• Exercise aim:
Will you print the material below without altering a single character?

========================================================================

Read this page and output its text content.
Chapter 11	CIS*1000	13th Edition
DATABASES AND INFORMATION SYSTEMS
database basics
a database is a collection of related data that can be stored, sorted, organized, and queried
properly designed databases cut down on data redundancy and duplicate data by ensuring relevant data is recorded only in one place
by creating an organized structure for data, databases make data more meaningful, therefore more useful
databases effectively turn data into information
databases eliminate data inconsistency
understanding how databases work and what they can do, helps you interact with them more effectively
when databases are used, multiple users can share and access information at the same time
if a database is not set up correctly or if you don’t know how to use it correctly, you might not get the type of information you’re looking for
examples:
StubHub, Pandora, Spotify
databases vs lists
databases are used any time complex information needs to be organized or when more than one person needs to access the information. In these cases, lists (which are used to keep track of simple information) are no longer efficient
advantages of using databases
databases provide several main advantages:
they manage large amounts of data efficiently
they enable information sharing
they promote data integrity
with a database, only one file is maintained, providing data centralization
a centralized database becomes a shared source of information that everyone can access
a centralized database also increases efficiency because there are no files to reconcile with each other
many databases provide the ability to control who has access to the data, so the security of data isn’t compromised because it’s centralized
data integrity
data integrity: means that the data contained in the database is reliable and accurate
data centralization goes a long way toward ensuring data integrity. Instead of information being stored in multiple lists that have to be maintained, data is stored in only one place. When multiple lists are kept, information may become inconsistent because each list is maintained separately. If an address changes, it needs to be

========================================================================

• Result for this exercise:
Read this page and output its text content.
Chapter 11	CIS*1000	13th Edition
DATABASES AND INFORMATION SYSTEMS
database basics
a database is a collection of related data that can be stored, sorted, organized, and queried
properly designed databases cut down on data redundancy and duplicate data by ensuring relevant data is recorded only in one place
by creating an organized structure for data, databases make data more meaningful, therefore more useful
databases effectively turn data into information
databases eliminate data inconsistency
understanding how databases work and what they can do, helps you interact with them more effectively
when databases are used, multiple users can share and access information at the same time
if a database is not set up correctly or if you don’t know how to use it correctly, you might not get the type of information you’re looking for
examples:
StubHub, Pandora, Spotify
databases vs lists
databases are used any time complex information needs to be organized or when more than one person needs to access the information. In these cases, lists (which are used to keep track of simple information) are no longer efficient
advantages of using databases
databases provide several main advantages:
they manage large amounts of data efficiently
they enable information sharing
they promote data integrity
with a database, only one file is maintained, providing data centralization
a centralized database becomes a shared source of information that everyone can access
a centralized database also increases efficiency because there are no files to reconcile with each other
many databases provide the ability to control who has access to the data, so the security of data isn’t compromised because it’s centralized
data integrity
data integrity: means that the data contained in the database is reliable and accurate
data centralization goes a long way toward ensuring data integrity. Instead of information being stored in multiple lists that have to be maintained, data is stored in only one place. When multiple lists are kept, information may become inconsistent because each list is maintained separately. If an address changes, it needs to be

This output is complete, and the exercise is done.